◆ Information supplied:
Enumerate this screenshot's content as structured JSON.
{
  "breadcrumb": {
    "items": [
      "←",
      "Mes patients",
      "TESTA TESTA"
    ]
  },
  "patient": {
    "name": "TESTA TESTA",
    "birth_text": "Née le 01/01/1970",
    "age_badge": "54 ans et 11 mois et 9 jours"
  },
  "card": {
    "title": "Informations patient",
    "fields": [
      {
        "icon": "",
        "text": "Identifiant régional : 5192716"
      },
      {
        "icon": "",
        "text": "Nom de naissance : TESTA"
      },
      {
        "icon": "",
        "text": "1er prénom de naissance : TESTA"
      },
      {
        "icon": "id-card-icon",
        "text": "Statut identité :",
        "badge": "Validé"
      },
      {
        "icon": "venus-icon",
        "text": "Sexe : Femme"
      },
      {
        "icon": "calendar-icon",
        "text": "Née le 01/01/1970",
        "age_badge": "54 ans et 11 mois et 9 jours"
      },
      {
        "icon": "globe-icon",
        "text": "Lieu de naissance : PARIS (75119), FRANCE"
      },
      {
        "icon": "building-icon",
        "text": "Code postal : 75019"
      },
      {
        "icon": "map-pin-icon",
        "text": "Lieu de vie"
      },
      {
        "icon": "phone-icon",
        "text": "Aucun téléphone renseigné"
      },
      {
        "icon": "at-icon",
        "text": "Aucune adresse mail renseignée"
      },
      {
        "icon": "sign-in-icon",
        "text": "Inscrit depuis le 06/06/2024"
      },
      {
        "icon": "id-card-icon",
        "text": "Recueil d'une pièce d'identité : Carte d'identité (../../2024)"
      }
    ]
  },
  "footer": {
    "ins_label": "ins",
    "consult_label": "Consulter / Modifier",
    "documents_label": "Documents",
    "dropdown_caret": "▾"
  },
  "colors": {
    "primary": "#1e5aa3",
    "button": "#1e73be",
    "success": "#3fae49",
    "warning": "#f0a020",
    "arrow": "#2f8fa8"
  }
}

◆ Assignment:
Filter the entries down to the lines with the word "Lieu" in them.

◆ Task response:
        "text": "Lieu de naissance : PARIS (75119), FRANCE"
        "text": "Lieu de vie"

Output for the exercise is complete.